• [What the task requires]: Give the data again exactly as written, skipping any pictures.
::::
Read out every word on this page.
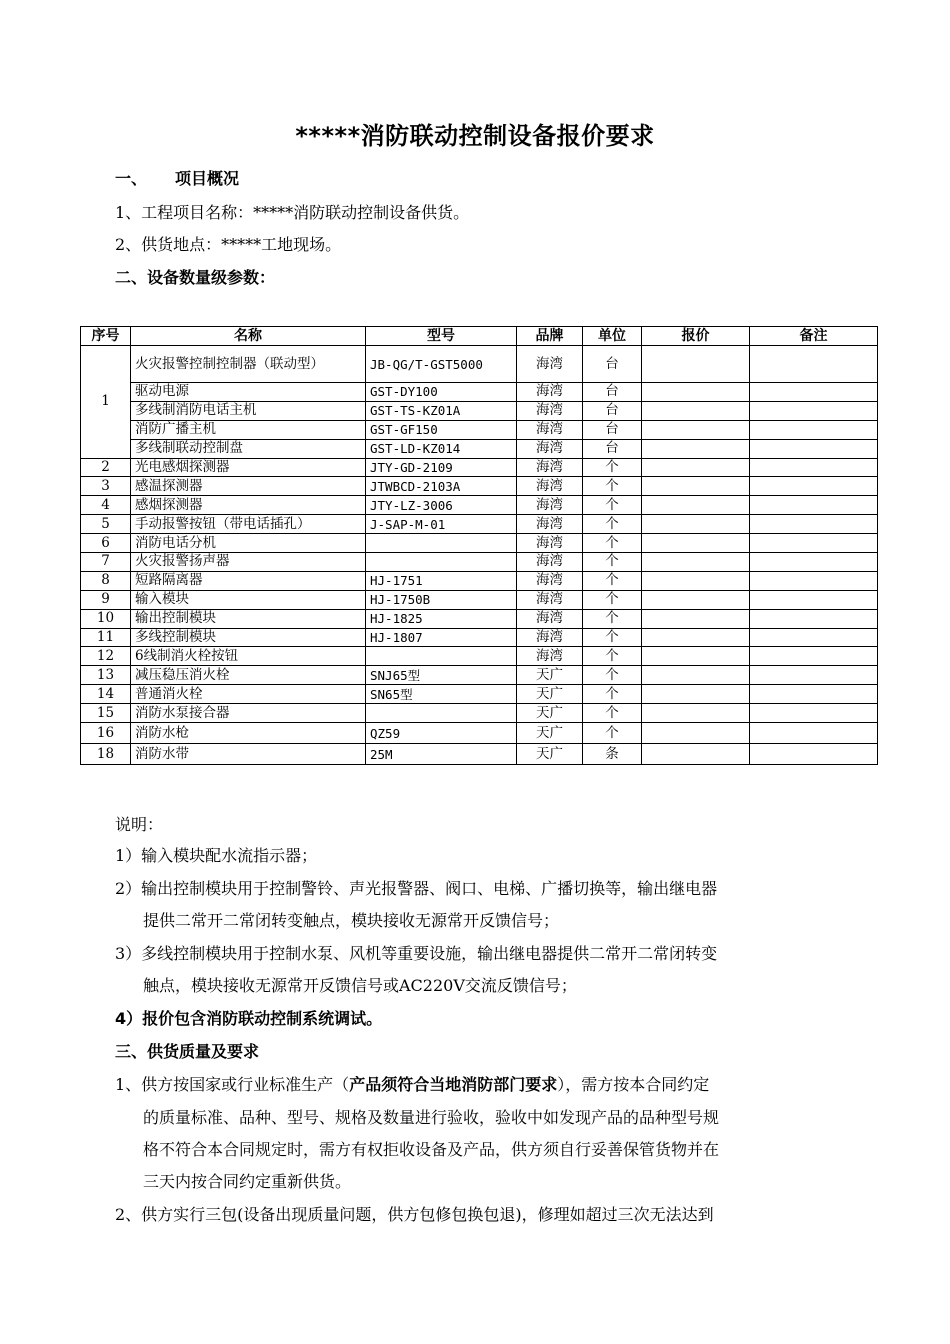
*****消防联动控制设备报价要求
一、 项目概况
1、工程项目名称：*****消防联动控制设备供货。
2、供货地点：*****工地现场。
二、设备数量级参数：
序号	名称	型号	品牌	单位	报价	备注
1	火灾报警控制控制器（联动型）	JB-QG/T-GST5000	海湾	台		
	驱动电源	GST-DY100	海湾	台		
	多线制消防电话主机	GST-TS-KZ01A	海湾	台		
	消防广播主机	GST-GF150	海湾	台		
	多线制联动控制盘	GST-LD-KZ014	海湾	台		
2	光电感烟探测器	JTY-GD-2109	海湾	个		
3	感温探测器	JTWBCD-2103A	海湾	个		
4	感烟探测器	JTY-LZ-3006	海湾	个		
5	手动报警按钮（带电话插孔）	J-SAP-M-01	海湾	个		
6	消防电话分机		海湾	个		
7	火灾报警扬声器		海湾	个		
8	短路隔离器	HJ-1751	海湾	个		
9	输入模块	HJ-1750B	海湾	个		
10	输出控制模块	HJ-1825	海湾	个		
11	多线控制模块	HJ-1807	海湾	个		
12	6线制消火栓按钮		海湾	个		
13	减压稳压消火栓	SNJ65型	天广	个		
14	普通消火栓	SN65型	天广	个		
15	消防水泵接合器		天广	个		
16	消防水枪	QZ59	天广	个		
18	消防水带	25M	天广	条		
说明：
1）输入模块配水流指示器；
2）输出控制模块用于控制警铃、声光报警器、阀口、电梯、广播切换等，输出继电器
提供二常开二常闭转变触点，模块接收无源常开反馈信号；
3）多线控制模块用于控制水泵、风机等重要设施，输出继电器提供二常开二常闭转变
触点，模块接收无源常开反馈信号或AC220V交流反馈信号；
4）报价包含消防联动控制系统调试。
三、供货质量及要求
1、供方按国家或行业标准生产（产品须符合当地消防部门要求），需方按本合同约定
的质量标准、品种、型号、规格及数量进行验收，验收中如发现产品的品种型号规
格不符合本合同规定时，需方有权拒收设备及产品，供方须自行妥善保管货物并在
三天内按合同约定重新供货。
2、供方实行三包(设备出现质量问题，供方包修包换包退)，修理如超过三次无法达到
::::
• [Correct response]:
Read out every word on this page.
*****消防联动控制设备报价要求
一、 项目概况
1、工程项目名称：*****消防联动控制设备供货。
2、供货地点：*****工地现场。
二、设备数量级参数：
序号	名称	型号	品牌	单位	报价	备注
1	火灾报警控制控制器（联动型）	JB-QG/T-GST5000	海湾	台		
	驱动电源	GST-DY100	海湾	台		
	多线制消防电话主机	GST-TS-KZ01A	海湾	台		
	消防广播主机	GST-GF150	海湾	台		
	多线制联动控制盘	GST-LD-KZ014	海湾	台		
2	光电感烟探测器	JTY-GD-2109	海湾	个		
3	感温探测器	JTWBCD-2103A	海湾	个		
4	感烟探测器	JTY-LZ-3006	海湾	个		
5	手动报警按钮（带电话插孔）	J-SAP-M-01	海湾	个		
6	消防电话分机		海湾	个		
7	火灾报警扬声器		海湾	个		
8	短路隔离器	HJ-1751	海湾	个		
9	输入模块	HJ-1750B	海湾	个		
10	输出控制模块	HJ-1825	海湾	个		
11	多线控制模块	HJ-1807	海湾	个		
12	6线制消火栓按钮		海湾	个		
13	减压稳压消火栓	SNJ65型	天广	个		
14	普通消火栓	SN65型	天广	个		
15	消防水泵接合器		天广	个		
16	消防水枪	QZ59	天广	个		
18	消防水带	25M	天广	条		
说明：
1）输入模块配水流指示器；
2）输出控制模块用于控制警铃、声光报警器、阀口、电梯、广播切换等，输出继电器
提供二常开二常闭转变触点，模块接收无源常开反馈信号；
3）多线控制模块用于控制水泵、风机等重要设施，输出继电器提供二常开二常闭转变
触点，模块接收无源常开反馈信号或AC220V交流反馈信号；
4）报价包含消防联动控制系统调试。
三、供货质量及要求
1、供方按国家或行业标准生产（产品须符合当地消防部门要求），需方按本合同约定
的质量标准、品种、型号、规格及数量进行验收，验收中如发现产品的品种型号规
格不符合本合同规定时，需方有权拒收设备及产品，供方须自行妥善保管货物并在
三天内按合同约定重新供货。
2、供方实行三包(设备出现质量问题，供方包修包换包退)，修理如超过三次无法达到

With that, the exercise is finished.